GIVEN EXERCISE:
Write out all lines holding the word "Genou".

MATERIAL FOR THIS EXERCISE:

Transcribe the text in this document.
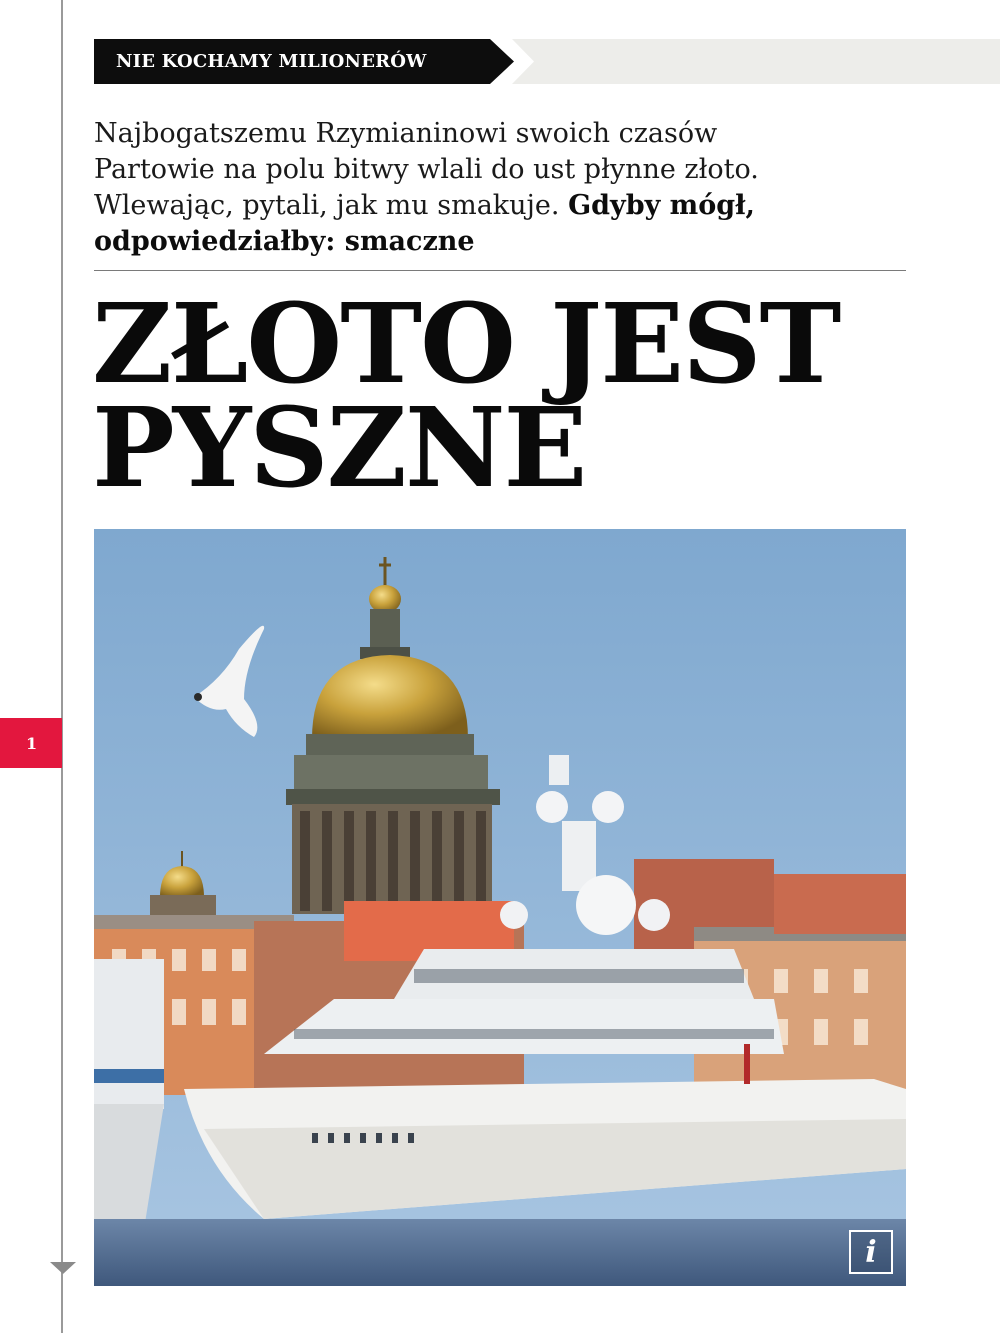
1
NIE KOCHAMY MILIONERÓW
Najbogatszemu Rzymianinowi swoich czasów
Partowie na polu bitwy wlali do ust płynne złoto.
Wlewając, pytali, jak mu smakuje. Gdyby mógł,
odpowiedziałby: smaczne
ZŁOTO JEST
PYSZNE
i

* * *

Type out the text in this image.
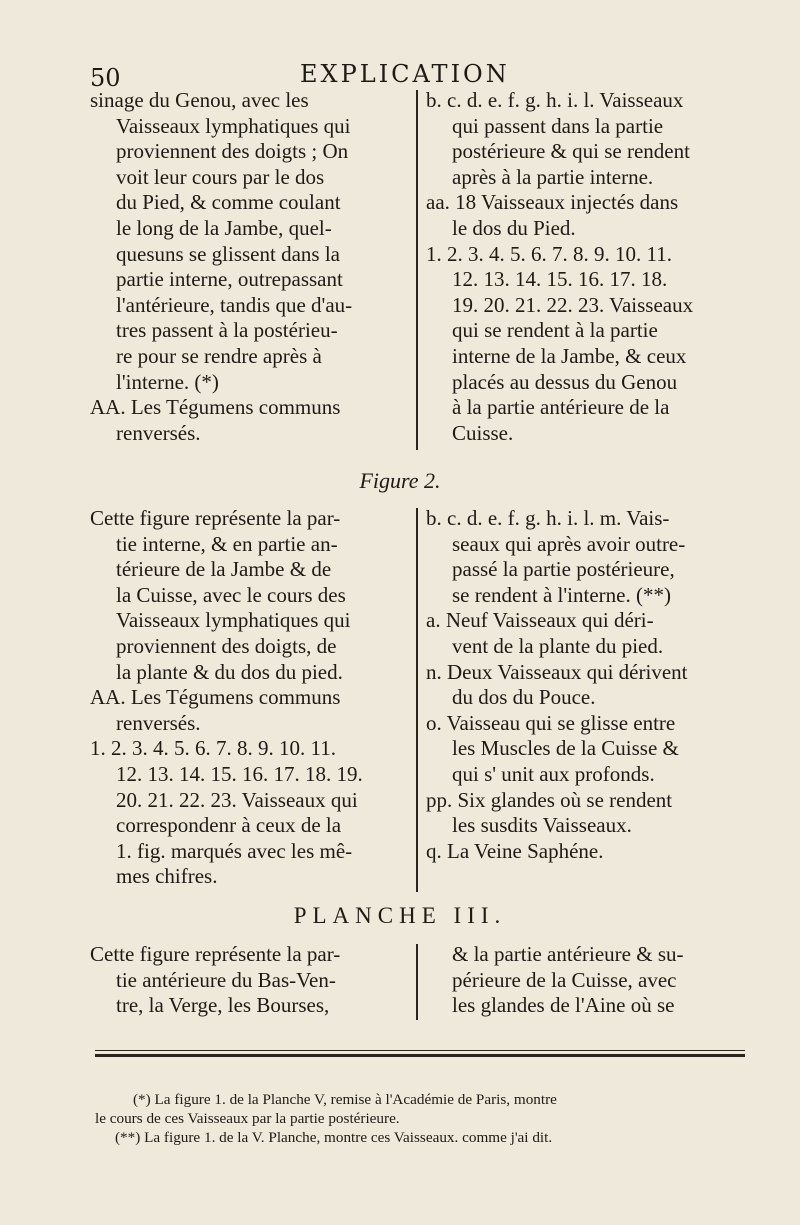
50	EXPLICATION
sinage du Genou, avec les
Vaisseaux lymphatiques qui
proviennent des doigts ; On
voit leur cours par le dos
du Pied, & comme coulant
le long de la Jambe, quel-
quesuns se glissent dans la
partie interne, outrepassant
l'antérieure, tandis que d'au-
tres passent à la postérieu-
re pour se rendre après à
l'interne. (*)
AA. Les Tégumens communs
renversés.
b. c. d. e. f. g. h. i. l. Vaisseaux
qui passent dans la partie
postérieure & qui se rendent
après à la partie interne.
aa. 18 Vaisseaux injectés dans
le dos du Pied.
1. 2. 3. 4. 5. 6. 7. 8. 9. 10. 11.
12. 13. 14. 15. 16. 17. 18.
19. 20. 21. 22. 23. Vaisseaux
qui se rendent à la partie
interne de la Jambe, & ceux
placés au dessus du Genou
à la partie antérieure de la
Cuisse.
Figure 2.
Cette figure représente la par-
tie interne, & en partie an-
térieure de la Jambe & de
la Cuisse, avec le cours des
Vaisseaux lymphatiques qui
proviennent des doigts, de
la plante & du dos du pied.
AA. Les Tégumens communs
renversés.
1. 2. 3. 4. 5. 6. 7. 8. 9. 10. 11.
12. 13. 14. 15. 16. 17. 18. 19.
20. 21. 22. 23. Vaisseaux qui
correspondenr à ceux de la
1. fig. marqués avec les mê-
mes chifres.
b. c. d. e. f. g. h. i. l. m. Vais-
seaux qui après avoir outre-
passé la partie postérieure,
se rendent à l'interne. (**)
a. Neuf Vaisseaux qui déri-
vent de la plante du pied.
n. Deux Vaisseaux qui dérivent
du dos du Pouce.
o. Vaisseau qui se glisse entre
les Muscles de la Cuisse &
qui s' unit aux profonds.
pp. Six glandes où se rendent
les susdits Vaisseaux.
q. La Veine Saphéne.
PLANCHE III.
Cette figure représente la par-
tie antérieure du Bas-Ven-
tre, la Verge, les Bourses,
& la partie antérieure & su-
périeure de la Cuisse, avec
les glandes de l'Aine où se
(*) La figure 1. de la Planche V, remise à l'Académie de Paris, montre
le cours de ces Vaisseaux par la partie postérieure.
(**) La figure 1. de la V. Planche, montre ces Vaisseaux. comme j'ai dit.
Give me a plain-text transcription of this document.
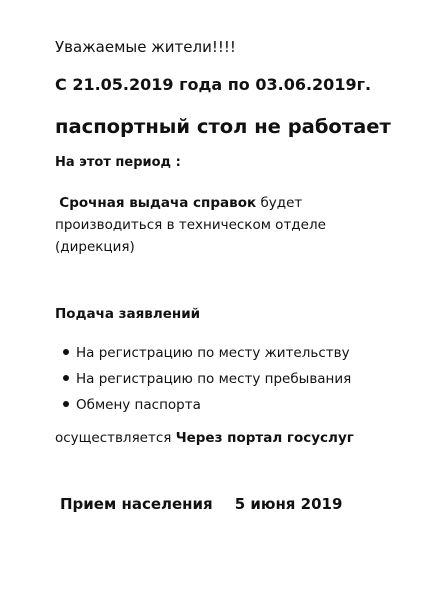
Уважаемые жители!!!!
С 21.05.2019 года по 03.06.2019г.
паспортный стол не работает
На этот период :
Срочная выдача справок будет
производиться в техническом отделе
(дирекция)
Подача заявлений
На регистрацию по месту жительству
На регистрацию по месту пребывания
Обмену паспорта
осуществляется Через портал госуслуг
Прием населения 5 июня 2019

FINAL RESULT:
sinage du Genou, avec les
placés au dessus du Genou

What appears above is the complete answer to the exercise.